-- BEGIN --

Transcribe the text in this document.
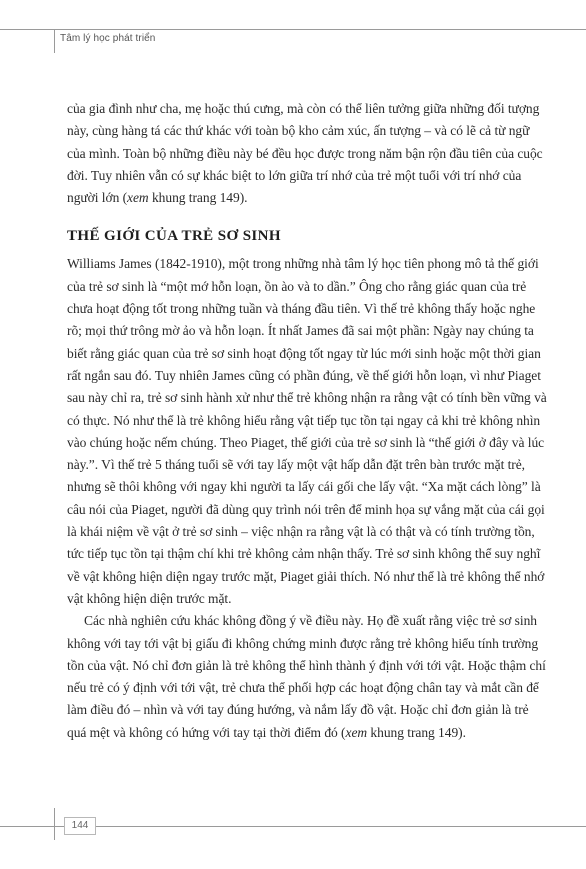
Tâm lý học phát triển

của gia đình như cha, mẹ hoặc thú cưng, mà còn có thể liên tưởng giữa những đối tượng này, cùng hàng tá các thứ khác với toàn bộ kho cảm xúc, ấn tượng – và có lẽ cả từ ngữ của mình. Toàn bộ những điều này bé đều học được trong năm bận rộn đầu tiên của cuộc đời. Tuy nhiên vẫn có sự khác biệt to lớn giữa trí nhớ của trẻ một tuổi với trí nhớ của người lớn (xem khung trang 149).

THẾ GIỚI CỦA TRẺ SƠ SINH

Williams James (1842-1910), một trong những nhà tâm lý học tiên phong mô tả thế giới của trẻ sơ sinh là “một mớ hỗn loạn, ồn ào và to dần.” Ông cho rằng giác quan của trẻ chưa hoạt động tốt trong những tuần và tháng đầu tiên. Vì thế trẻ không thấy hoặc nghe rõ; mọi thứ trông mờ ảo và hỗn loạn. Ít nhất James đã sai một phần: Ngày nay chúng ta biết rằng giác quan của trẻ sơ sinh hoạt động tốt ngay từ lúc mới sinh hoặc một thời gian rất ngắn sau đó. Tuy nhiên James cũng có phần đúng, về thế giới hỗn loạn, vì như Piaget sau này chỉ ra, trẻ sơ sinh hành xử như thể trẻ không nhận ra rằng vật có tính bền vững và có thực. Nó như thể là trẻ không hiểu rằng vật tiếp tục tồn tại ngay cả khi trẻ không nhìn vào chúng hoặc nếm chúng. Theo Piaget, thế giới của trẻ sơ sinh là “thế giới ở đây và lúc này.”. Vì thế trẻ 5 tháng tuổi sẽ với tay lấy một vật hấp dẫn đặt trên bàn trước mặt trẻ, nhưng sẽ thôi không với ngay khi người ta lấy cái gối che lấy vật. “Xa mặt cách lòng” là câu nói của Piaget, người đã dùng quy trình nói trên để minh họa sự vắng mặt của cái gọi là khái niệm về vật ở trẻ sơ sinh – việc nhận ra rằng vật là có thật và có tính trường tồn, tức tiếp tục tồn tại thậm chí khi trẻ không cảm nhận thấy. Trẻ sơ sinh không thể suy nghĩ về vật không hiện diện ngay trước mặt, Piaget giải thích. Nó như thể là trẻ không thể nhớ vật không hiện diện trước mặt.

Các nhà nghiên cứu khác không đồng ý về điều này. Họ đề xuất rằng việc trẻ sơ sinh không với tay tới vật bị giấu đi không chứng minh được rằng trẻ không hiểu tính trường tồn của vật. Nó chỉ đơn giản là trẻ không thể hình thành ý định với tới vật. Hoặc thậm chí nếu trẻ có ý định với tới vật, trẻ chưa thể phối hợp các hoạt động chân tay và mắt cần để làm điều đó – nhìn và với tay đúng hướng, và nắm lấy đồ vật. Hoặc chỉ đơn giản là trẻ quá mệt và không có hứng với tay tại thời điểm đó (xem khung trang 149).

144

-- END --
-- BEGIN --

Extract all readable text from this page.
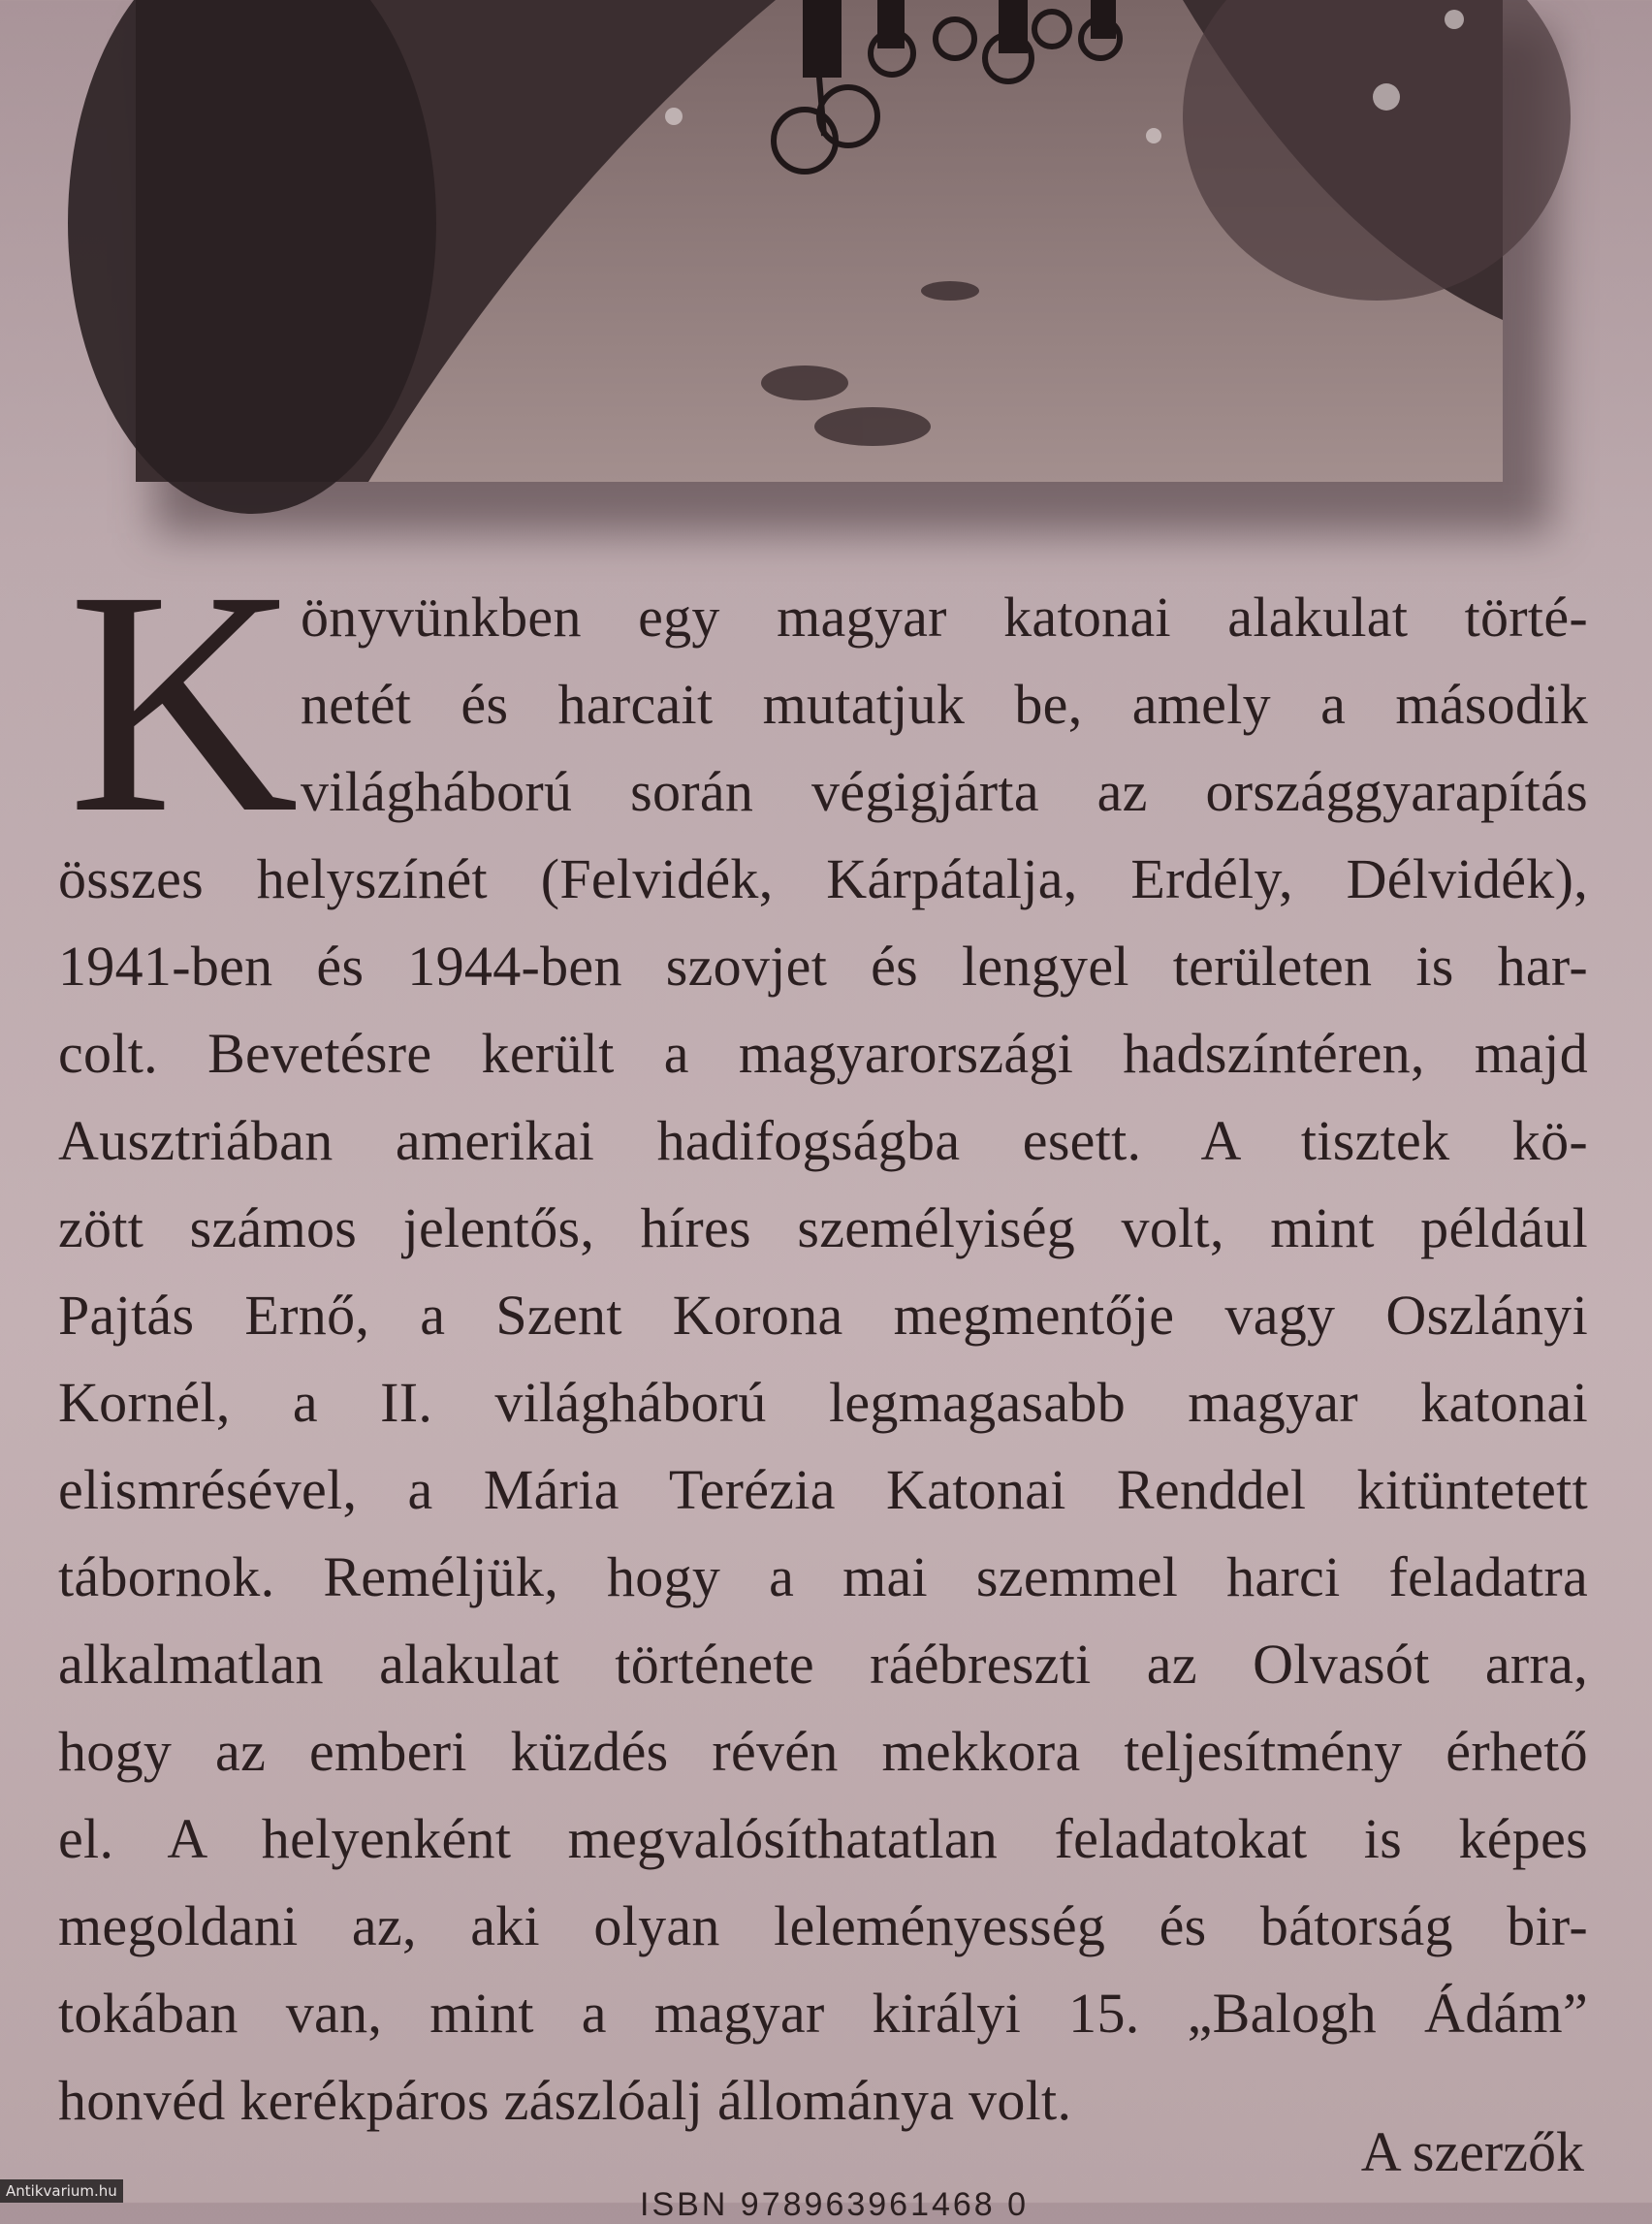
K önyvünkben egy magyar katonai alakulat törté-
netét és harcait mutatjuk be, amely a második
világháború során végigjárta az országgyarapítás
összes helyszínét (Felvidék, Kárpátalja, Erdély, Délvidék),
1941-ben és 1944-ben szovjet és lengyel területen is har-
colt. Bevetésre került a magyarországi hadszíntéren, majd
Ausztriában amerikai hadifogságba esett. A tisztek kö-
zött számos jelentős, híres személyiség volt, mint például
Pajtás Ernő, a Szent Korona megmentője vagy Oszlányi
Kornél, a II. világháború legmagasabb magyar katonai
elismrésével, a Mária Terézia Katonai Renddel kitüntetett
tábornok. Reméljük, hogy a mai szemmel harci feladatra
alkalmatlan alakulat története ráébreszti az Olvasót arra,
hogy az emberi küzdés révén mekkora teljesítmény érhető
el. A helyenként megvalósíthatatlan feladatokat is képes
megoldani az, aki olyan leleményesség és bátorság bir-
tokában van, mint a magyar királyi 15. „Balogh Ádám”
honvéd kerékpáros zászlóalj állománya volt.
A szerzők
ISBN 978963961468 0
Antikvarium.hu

-- END --
-- BEGIN --

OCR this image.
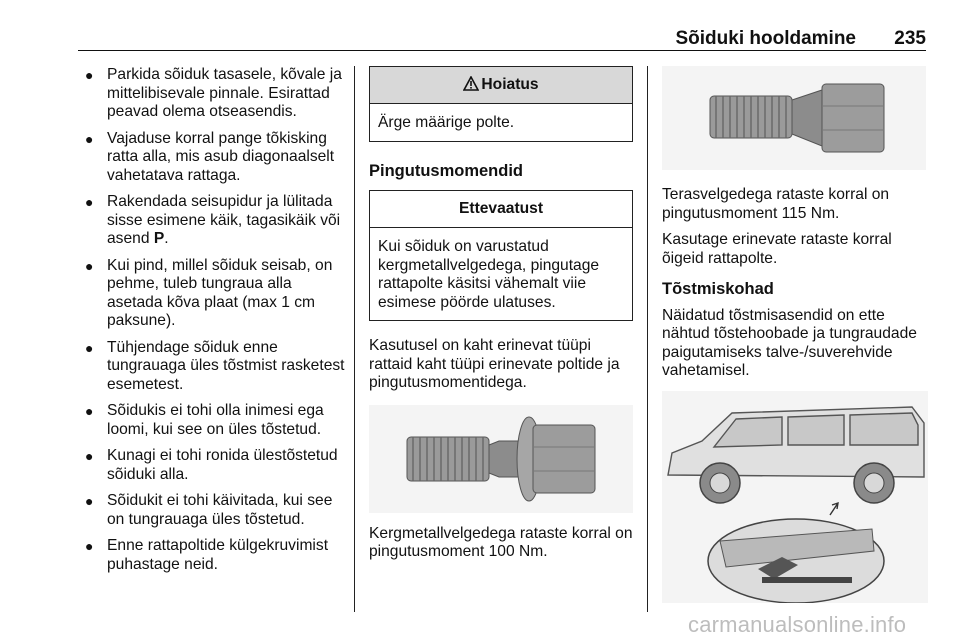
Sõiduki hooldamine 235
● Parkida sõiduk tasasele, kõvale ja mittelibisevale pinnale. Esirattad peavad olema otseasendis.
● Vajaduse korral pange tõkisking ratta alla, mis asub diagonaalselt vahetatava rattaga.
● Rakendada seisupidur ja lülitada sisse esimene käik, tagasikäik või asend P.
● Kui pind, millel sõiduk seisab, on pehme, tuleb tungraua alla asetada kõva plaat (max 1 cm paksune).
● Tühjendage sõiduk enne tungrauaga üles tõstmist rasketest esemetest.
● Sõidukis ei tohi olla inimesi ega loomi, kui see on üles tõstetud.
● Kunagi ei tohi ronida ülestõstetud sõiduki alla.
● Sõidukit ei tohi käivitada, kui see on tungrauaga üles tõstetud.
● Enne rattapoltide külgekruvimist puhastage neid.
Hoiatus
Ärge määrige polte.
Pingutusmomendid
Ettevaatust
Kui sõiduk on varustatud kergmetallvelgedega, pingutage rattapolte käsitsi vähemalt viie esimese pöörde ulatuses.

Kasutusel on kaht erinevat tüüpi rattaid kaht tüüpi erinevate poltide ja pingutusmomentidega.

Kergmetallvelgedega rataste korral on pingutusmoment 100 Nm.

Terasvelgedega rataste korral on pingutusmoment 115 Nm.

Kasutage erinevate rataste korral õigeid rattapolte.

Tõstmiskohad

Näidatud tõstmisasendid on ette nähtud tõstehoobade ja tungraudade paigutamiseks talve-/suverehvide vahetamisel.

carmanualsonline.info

-- END --

## TASK TO CARRY OUT
Keep only the lines that hold the string "được", and copy them out.

## COMPLETED EXERCISE
của gia đình như cha, mẹ hoặc thú cưng, mà còn có thể liên tưởng giữa những đối tượng này, cùng hàng tá các thứ khác với toàn bộ kho cảm xúc, ấn tượng – và có lẽ cả từ ngữ của mình. Toàn bộ những điều này bé đều học được trong năm bận rộn đầu tiên của cuộc đời. Tuy nhiên vẫn có sự khác biệt to lớn giữa trí nhớ của trẻ một tuổi với trí nhớ của người lớn (xem khung trang 149).
Các nhà nghiên cứu khác không đồng ý về điều này. Họ đề xuất rằng việc trẻ sơ sinh không với tay tới vật bị giấu đi không chứng minh được rằng trẻ không hiểu tính trường tồn của vật. Nó chỉ đơn giản là trẻ không thể hình thành ý định với tới vật. Hoặc thậm chí nếu trẻ có ý định với tới vật, trẻ chưa thể phối hợp các hoạt động chân tay và mắt cần để làm điều đó – nhìn và với tay đúng hướng, và nắm lấy đồ vật. Hoặc chỉ đơn giản là trẻ quá mệt và không có hứng với tay tại thời điểm đó (xem khung trang 149).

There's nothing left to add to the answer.